> LISTED ENTRIES:
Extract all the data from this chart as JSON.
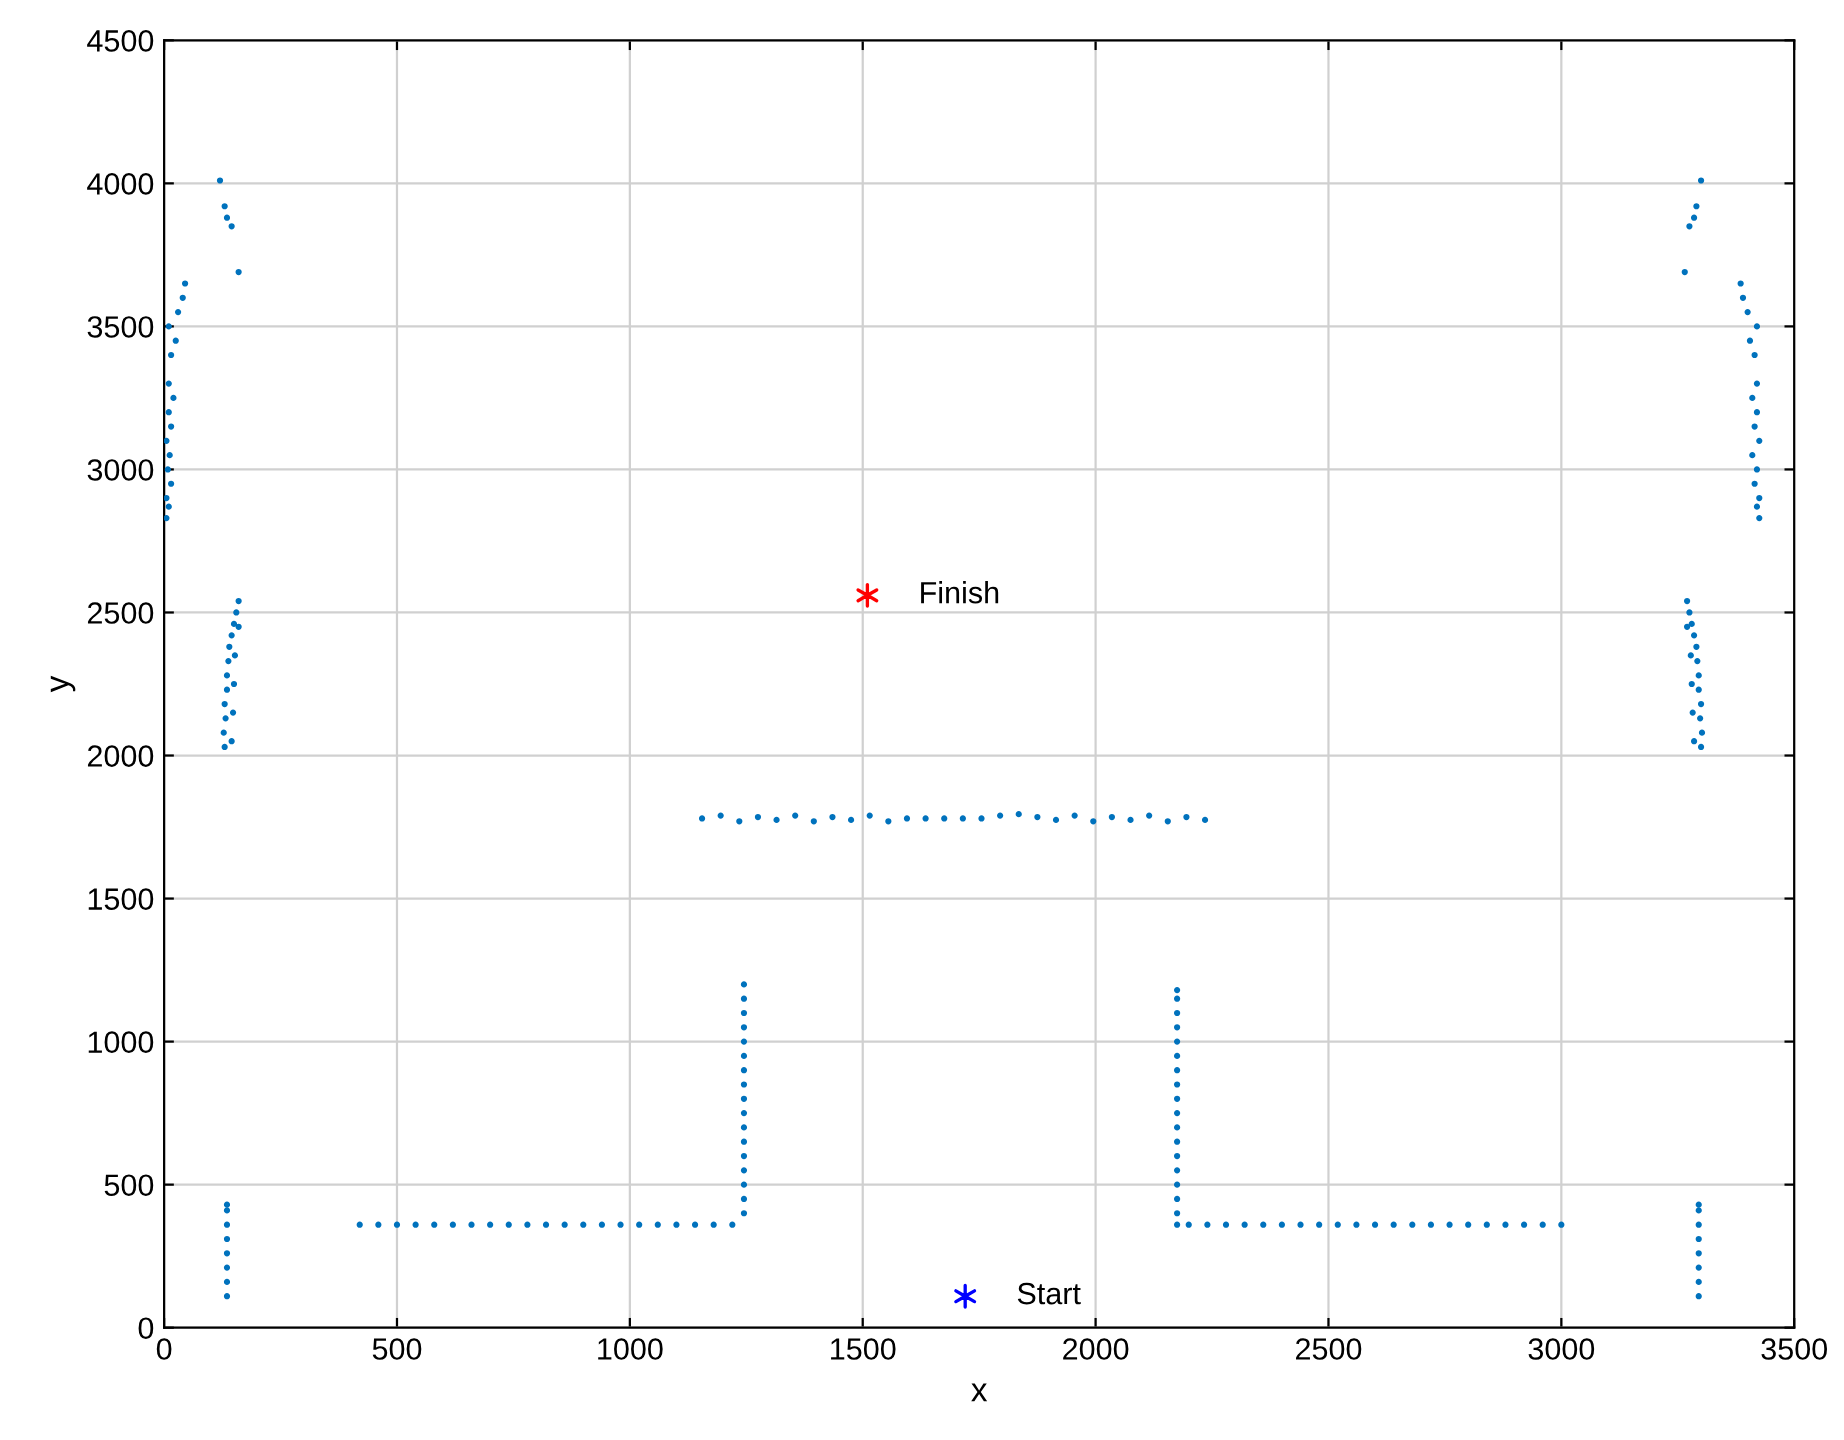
{
  "chart_data": {
    "type": "scatter",
    "xlabel": "x",
    "ylabel": "y",
    "xlim": [
      0,
      3500
    ],
    "ylim": [
      0,
      4500
    ],
    "xticks": [
      0,
      500,
      1000,
      1500,
      2000,
      2500,
      3000,
      3500
    ],
    "yticks": [
      0,
      500,
      1000,
      1500,
      2000,
      2500,
      3000,
      3500,
      4000,
      4500
    ],
    "grid": true,
    "legend": false,
    "series": [
      {
        "color": "#0072bd",
        "marker": "circle",
        "x": [
          135,
          135,
          135,
          135,
          135,
          135,
          135,
          135,
          420,
          460,
          500,
          540,
          580,
          620,
          660,
          700,
          740,
          780,
          820,
          860,
          900,
          940,
          980,
          1020,
          1060,
          1100,
          1140,
          1180,
          1220,
          1245,
          1245,
          1245,
          1245,
          1245,
          1245,
          1245,
          1245,
          1245,
          1245,
          1245,
          1245,
          1245,
          1245,
          1245,
          1245,
          1245,
          2175,
          2175,
          2175,
          2175,
          2175,
          2175,
          2175,
          2175,
          2175,
          2175,
          2175,
          2175,
          2175,
          2175,
          2175,
          2175,
          2175,
          2175,
          2200,
          2240,
          2280,
          2320,
          2360,
          2400,
          2440,
          2480,
          2520,
          2560,
          2600,
          2640,
          2680,
          2720,
          2760,
          2800,
          2840,
          2880,
          2920,
          2960,
          3000,
          3295,
          3295,
          3295,
          3295,
          3295,
          3295,
          3295,
          3295,
          1155,
          1195,
          1235,
          1275,
          1315,
          1355,
          1395,
          1435,
          1475,
          1515,
          1555,
          1595,
          1635,
          1675,
          1715,
          1755,
          1795,
          1835,
          1875,
          1915,
          1955,
          1995,
          2035,
          2075,
          2115,
          2155,
          2195,
          2235,
          130,
          128,
          132,
          130,
          135,
          135,
          138,
          140,
          145,
          150,
          155,
          160,
          145,
          148,
          150,
          152,
          160,
          3300,
          3302,
          3298,
          3300,
          3295,
          3295,
          3292,
          3290,
          3285,
          3280,
          3275,
          3270,
          3285,
          3282,
          3280,
          3278,
          3270,
          5,
          10,
          5,
          15,
          8,
          12,
          5,
          15,
          10,
          20,
          10,
          15,
          25,
          10,
          30,
          40,
          45,
          120,
          130,
          135,
          145,
          160,
          3425,
          3420,
          3425,
          3415,
          3420,
          3410,
          3425,
          3415,
          3420,
          3410,
          3420,
          3415,
          3405,
          3420,
          3400,
          3390,
          3385,
          3300,
          3290,
          3285,
          3275,
          3265
        ],
        "values": [
          110,
          160,
          210,
          260,
          310,
          360,
          410,
          430,
          360,
          360,
          360,
          360,
          360,
          360,
          360,
          360,
          360,
          360,
          360,
          360,
          360,
          360,
          360,
          360,
          360,
          360,
          360,
          360,
          360,
          400,
          450,
          500,
          550,
          600,
          650,
          700,
          750,
          800,
          850,
          900,
          950,
          1000,
          1050,
          1100,
          1150,
          1200,
          360,
          400,
          450,
          500,
          550,
          600,
          650,
          700,
          750,
          800,
          850,
          900,
          950,
          1000,
          1050,
          1100,
          1150,
          1180,
          360,
          360,
          360,
          360,
          360,
          360,
          360,
          360,
          360,
          360,
          360,
          360,
          360,
          360,
          360,
          360,
          360,
          360,
          360,
          360,
          360,
          110,
          160,
          210,
          260,
          310,
          360,
          410,
          430,
          1780,
          1790,
          1770,
          1785,
          1775,
          1790,
          1770,
          1785,
          1775,
          1790,
          1770,
          1780,
          1780,
          1780,
          1780,
          1780,
          1790,
          1795,
          1785,
          1775,
          1790,
          1770,
          1785,
          1775,
          1790,
          1770,
          1785,
          1775,
          2030,
          2080,
          2130,
          2180,
          2230,
          2280,
          2330,
          2380,
          2420,
          2460,
          2500,
          2540,
          2050,
          2150,
          2250,
          2350,
          2450,
          2030,
          2080,
          2130,
          2180,
          2230,
          2280,
          2330,
          2380,
          2420,
          2460,
          2500,
          2540,
          2050,
          2150,
          2250,
          2350,
          2450,
          2830,
          2870,
          2900,
          2950,
          3000,
          3050,
          3100,
          3150,
          3200,
          3250,
          3300,
          3400,
          3450,
          3500,
          3550,
          3600,
          3650,
          4010,
          3920,
          3880,
          3850,
          3690,
          2830,
          2870,
          2900,
          2950,
          3000,
          3050,
          3100,
          3150,
          3200,
          3250,
          3300,
          3400,
          3450,
          3500,
          3550,
          3600,
          3650,
          4010,
          3920,
          3880,
          3850,
          3690
        ]
      },
      {
        "name": "Start",
        "color": "#0000ff",
        "marker": "cross",
        "x": [
          1720
        ],
        "values": [
          110
        ]
      },
      {
        "name": "Finish",
        "color": "#ff0000",
        "marker": "cross",
        "x": [
          1510
        ],
        "values": [
          2560
        ]
      }
    ]
  }
}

> WHAT IS ASKED: The material above must be printed exactly, with its pictures left out.

> COMPLETE ANSWER:
Extract all the data from this chart as JSON.
{
  "chart_data": {
    "type": "scatter",
    "xlabel": "x",
    "ylabel": "y",
    "xlim": [
      0,
      3500
    ],
    "ylim": [
      0,
      4500
    ],
    "xticks": [
      0,
      500,
      1000,
      1500,
      2000,
      2500,
      3000,
      3500
    ],
    "yticks": [
      0,
      500,
      1000,
      1500,
      2000,
      2500,
      3000,
      3500,
      4000,
      4500
    ],
    "grid": true,
    "legend": false,
    "series": [
      {
        "color": "#0072bd",
        "marker": "circle",
        "x": [
          135,
          135,
          135,
          135,
          135,
          135,
          135,
          135,
          420,
          460,
          500,
          540,
          580,
          620,
          660,
          700,
          740,
          780,
          820,
          860,
          900,
          940,
          980,
          1020,
          1060,
          1100,
          1140,
          1180,
          1220,
          1245,
          1245,
          1245,
          1245,
          1245,
          1245,
          1245,
          1245,
          1245,
          1245,
          1245,
          1245,
          1245,
          1245,
          1245,
          1245,
          1245,
          2175,
          2175,
          2175,
          2175,
          2175,
          2175,
          2175,
          2175,
          2175,
          2175,
          2175,
          2175,
          2175,
          2175,
          2175,
          2175,
          2175,
          2175,
          2200,
          2240,
          2280,
          2320,
          2360,
          2400,
          2440,
          2480,
          2520,
          2560,
          2600,
          2640,
          2680,
          2720,
          2760,
          2800,
          2840,
          2880,
          2920,
          2960,
          3000,
          3295,
          3295,
          3295,
          3295,
          3295,
          3295,
          3295,
          3295,
          1155,
          1195,
          1235,
          1275,
          1315,
          1355,
          1395,
          1435,
          1475,
          1515,
          1555,
          1595,
          1635,
          1675,
          1715,
          1755,
          1795,
          1835,
          1875,
          1915,
          1955,
          1995,
          2035,
          2075,
          2115,
          2155,
          2195,
          2235,
          130,
          128,
          132,
          130,
          135,
          135,
          138,
          140,
          145,
          150,
          155,
          160,
          145,
          148,
          150,
          152,
          160,
          3300,
          3302,
          3298,
          3300,
          3295,
          3295,
          3292,
          3290,
          3285,
          3280,
          3275,
          3270,
          3285,
          3282,
          3280,
          3278,
          3270,
          5,
          10,
          5,
          15,
          8,
          12,
          5,
          15,
          10,
          20,
          10,
          15,
          25,
          10,
          30,
          40,
          45,
          120,
          130,
          135,
          145,
          160,
          3425,
          3420,
          3425,
          3415,
          3420,
          3410,
          3425,
          3415,
          3420,
          3410,
          3420,
          3415,
          3405,
          3420,
          3400,
          3390,
          3385,
          3300,
          3290,
          3285,
          3275,
          3265
        ],
        "values": [
          110,
          160,
          210,
          260,
          310,
          360,
          410,
          430,
          360,
          360,
          360,
          360,
          360,
          360,
          360,
          360,
          360,
          360,
          360,
          360,
          360,
          360,
          360,
          360,
          360,
          360,
          360,
          360,
          360,
          400,
          450,
          500,
          550,
          600,
          650,
          700,
          750,
          800,
          850,
          900,
          950,
          1000,
          1050,
          1100,
          1150,
          1200,
          360,
          400,
          450,
          500,
          550,
          600,
          650,
          700,
          750,
          800,
          850,
          900,
          950,
          1000,
          1050,
          1100,
          1150,
          1180,
          360,
          360,
          360,
          360,
          360,
          360,
          360,
          360,
          360,
          360,
          360,
          360,
          360,
          360,
          360,
          360,
          360,
          360,
          360,
          360,
          360,
          110,
          160,
          210,
          260,
          310,
          360,
          410,
          430,
          1780,
          1790,
          1770,
          1785,
          1775,
          1790,
          1770,
          1785,
          1775,
          1790,
          1770,
          1780,
          1780,
          1780,
          1780,
          1780,
          1790,
          1795,
          1785,
          1775,
          1790,
          1770,
          1785,
          1775,
          1790,
          1770,
          1785,
          1775,
          2030,
          2080,
          2130,
          2180,
          2230,
          2280,
          2330,
          2380,
          2420,
          2460,
          2500,
          2540,
          2050,
          2150,
          2250,
          2350,
          2450,
          2030,
          2080,
          2130,
          2180,
          2230,
          2280,
          2330,
          2380,
          2420,
          2460,
          2500,
          2540,
          2050,
          2150,
          2250,
          2350,
          2450,
          2830,
          2870,
          2900,
          2950,
          3000,
          3050,
          3100,
          3150,
          3200,
          3250,
          3300,
          3400,
          3450,
          3500,
          3550,
          3600,
          3650,
          4010,
          3920,
          3880,
          3850,
          3690,
          2830,
          2870,
          2900,
          2950,
          3000,
          3050,
          3100,
          3150,
          3200,
          3250,
          3300,
          3400,
          3450,
          3500,
          3550,
          3600,
          3650,
          4010,
          3920,
          3880,
          3850,
          3690
        ]
      },
      {
        "name": "Start",
        "color": "#0000ff",
        "marker": "cross",
        "x": [
          1720
        ],
        "values": [
          110
        ]
      },
      {
        "name": "Finish",
        "color": "#ff0000",
        "marker": "cross",
        "x": [
          1510
        ],
        "values": [
          2560
        ]
      }
    ]
  }
}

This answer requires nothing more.